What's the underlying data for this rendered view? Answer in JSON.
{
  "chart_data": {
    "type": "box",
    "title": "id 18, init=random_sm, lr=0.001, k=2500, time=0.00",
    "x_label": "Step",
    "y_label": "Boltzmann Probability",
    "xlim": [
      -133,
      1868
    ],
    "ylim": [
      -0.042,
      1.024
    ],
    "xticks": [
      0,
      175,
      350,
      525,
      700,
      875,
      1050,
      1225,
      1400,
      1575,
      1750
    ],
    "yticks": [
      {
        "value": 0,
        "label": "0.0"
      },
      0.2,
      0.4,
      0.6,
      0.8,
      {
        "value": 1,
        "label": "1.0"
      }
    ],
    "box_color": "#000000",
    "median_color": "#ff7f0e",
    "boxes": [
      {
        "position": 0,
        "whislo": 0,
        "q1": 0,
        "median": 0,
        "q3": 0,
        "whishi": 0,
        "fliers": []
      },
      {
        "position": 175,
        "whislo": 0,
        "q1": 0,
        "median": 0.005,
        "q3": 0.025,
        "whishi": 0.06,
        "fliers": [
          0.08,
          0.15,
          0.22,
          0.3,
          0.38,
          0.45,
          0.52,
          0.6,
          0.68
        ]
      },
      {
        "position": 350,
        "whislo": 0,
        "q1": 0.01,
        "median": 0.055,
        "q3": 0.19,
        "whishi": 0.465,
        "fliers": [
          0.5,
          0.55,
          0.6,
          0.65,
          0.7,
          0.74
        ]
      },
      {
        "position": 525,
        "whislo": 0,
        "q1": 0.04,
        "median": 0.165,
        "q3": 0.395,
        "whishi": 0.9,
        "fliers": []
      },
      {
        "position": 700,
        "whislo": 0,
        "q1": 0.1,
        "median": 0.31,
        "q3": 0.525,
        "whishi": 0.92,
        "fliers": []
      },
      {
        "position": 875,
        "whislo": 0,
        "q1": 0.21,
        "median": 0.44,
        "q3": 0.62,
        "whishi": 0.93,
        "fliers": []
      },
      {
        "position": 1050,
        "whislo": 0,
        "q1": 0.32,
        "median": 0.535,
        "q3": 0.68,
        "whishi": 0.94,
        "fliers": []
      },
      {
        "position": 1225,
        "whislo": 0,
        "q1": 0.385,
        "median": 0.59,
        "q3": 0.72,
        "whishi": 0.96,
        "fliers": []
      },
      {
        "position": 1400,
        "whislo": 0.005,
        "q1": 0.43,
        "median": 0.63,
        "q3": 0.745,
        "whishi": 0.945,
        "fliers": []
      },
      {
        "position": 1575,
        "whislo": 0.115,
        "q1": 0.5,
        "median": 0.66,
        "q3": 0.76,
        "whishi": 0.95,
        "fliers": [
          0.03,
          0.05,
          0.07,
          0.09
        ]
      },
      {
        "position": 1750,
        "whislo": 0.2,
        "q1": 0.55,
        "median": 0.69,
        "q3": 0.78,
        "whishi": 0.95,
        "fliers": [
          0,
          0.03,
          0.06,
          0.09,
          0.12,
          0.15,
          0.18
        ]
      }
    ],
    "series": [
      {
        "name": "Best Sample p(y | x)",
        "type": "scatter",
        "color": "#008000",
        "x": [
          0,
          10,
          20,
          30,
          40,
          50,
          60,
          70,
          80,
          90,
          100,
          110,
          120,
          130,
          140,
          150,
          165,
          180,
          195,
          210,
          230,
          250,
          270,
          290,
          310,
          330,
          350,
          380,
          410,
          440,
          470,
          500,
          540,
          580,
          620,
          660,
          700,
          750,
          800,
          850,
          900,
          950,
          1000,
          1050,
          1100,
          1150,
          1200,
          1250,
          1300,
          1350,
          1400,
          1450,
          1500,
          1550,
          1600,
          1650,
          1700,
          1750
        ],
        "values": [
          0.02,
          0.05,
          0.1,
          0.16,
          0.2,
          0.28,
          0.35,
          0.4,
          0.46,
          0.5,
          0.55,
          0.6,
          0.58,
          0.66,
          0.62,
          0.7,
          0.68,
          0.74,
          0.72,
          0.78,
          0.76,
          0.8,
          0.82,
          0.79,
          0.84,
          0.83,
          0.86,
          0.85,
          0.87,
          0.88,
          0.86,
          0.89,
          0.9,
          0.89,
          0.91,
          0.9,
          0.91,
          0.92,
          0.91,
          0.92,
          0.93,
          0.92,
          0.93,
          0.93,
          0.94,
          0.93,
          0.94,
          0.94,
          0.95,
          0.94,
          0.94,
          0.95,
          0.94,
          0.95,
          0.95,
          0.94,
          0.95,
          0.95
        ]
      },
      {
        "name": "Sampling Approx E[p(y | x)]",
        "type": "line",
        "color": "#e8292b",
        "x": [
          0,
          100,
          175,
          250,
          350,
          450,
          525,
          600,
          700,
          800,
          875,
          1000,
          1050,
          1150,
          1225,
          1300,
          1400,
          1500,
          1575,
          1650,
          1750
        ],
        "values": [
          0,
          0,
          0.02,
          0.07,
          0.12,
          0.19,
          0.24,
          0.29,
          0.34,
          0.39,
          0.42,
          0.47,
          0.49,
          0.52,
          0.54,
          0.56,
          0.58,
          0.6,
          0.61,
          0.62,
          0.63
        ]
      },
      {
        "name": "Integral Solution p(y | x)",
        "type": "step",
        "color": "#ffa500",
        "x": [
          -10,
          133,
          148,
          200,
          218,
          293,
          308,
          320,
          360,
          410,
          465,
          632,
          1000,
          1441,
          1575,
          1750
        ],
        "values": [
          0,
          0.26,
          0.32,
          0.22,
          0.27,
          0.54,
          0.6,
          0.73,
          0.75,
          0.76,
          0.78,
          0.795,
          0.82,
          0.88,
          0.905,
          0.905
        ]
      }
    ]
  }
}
════
(EXERCISE) Would you reproduce all the entries exactly?

(EXERCISE ANSWER)
What's the underlying data for this rendered view? Answer in JSON.
{
  "chart_data": {
    "type": "box",
    "title": "id 18, init=random_sm, lr=0.001, k=2500, time=0.00",
    "x_label": "Step",
    "y_label": "Boltzmann Probability",
    "xlim": [
      -133,
      1868
    ],
    "ylim": [
      -0.042,
      1.024
    ],
    "xticks": [
      0,
      175,
      350,
      525,
      700,
      875,
      1050,
      1225,
      1400,
      1575,
      1750
    ],
    "yticks": [
      {
        "value": 0,
        "label": "0.0"
      },
      0.2,
      0.4,
      0.6,
      0.8,
      {
        "value": 1,
        "label": "1.0"
      }
    ],
    "box_color": "#000000",
    "median_color": "#ff7f0e",
    "boxes": [
      {
        "position": 0,
        "whislo": 0,
        "q1": 0,
        "median": 0,
        "q3": 0,
        "whishi": 0,
        "fliers": []
      },
      {
        "position": 175,
        "whislo": 0,
        "q1": 0,
        "median": 0.005,
        "q3": 0.025,
        "whishi": 0.06,
        "fliers": [
          0.08,
          0.15,
          0.22,
          0.3,
          0.38,
          0.45,
          0.52,
          0.6,
          0.68
        ]
      },
      {
        "position": 350,
        "whislo": 0,
        "q1": 0.01,
        "median": 0.055,
        "q3": 0.19,
        "whishi": 0.465,
        "fliers": [
          0.5,
          0.55,
          0.6,
          0.65,
          0.7,
          0.74
        ]
      },
      {
        "position": 525,
        "whislo": 0,
        "q1": 0.04,
        "median": 0.165,
        "q3": 0.395,
        "whishi": 0.9,
        "fliers": []
      },
      {
        "position": 700,
        "whislo": 0,
        "q1": 0.1,
        "median": 0.31,
        "q3": 0.525,
        "whishi": 0.92,
        "fliers": []
      },
      {
        "position": 875,
        "whislo": 0,
        "q1": 0.21,
        "median": 0.44,
        "q3": 0.62,
        "whishi": 0.93,
        "fliers": []
      },
      {
        "position": 1050,
        "whislo": 0,
        "q1": 0.32,
        "median": 0.535,
        "q3": 0.68,
        "whishi": 0.94,
        "fliers": []
      },
      {
        "position": 1225,
        "whislo": 0,
        "q1": 0.385,
        "median": 0.59,
        "q3": 0.72,
        "whishi": 0.96,
        "fliers": []
      },
      {
        "position": 1400,
        "whislo": 0.005,
        "q1": 0.43,
        "median": 0.63,
        "q3": 0.745,
        "whishi": 0.945,
        "fliers": []
      },
      {
        "position": 1575,
        "whislo": 0.115,
        "q1": 0.5,
        "median": 0.66,
        "q3": 0.76,
        "whishi": 0.95,
        "fliers": [
          0.03,
          0.05,
          0.07,
          0.09
        ]
      },
      {
        "position": 1750,
        "whislo": 0.2,
        "q1": 0.55,
        "median": 0.69,
        "q3": 0.78,
        "whishi": 0.95,
        "fliers": [
          0,
          0.03,
          0.06,
          0.09,
          0.12,
          0.15,
          0.18
        ]
      }
    ],
    "series": [
      {
        "name": "Best Sample p(y | x)",
        "type": "scatter",
        "color": "#008000",
        "x": [
          0,
          10,
          20,
          30,
          40,
          50,
          60,
          70,
          80,
          90,
          100,
          110,
          120,
          130,
          140,
          150,
          165,
          180,
          195,
          210,
          230,
          250,
          270,
          290,
          310,
          330,
          350,
          380,
          410,
          440,
          470,
          500,
          540,
          580,
          620,
          660,
          700,
          750,
          800,
          850,
          900,
          950,
          1000,
          1050,
          1100,
          1150,
          1200,
          1250,
          1300,
          1350,
          1400,
          1450,
          1500,
          1550,
          1600,
          1650,
          1700,
          1750
        ],
        "values": [
          0.02,
          0.05,
          0.1,
          0.16,
          0.2,
          0.28,
          0.35,
          0.4,
          0.46,
          0.5,
          0.55,
          0.6,
          0.58,
          0.66,
          0.62,
          0.7,
          0.68,
          0.74,
          0.72,
          0.78,
          0.76,
          0.8,
          0.82,
          0.79,
          0.84,
          0.83,
          0.86,
          0.85,
          0.87,
          0.88,
          0.86,
          0.89,
          0.9,
          0.89,
          0.91,
          0.9,
          0.91,
          0.92,
          0.91,
          0.92,
          0.93,
          0.92,
          0.93,
          0.93,
          0.94,
          0.93,
          0.94,
          0.94,
          0.95,
          0.94,
          0.94,
          0.95,
          0.94,
          0.95,
          0.95,
          0.94,
          0.95,
          0.95
        ]
      },
      {
        "name": "Sampling Approx E[p(y | x)]",
        "type": "line",
        "color": "#e8292b",
        "x": [
          0,
          100,
          175,
          250,
          350,
          450,
          525,
          600,
          700,
          800,
          875,
          1000,
          1050,
          1150,
          1225,
          1300,
          1400,
          1500,
          1575,
          1650,
          1750
        ],
        "values": [
          0,
          0,
          0.02,
          0.07,
          0.12,
          0.19,
          0.24,
          0.29,
          0.34,
          0.39,
          0.42,
          0.47,
          0.49,
          0.52,
          0.54,
          0.56,
          0.58,
          0.6,
          0.61,
          0.62,
          0.63
        ]
      },
      {
        "name": "Integral Solution p(y | x)",
        "type": "step",
        "color": "#ffa500",
        "x": [
          -10,
          133,
          148,
          200,
          218,
          293,
          308,
          320,
          360,
          410,
          465,
          632,
          1000,
          1441,
          1575,
          1750
        ],
        "values": [
          0,
          0.26,
          0.32,
          0.22,
          0.27,
          0.54,
          0.6,
          0.73,
          0.75,
          0.76,
          0.78,
          0.795,
          0.82,
          0.88,
          0.905,
          0.905
        ]
      }
    ]
  }
}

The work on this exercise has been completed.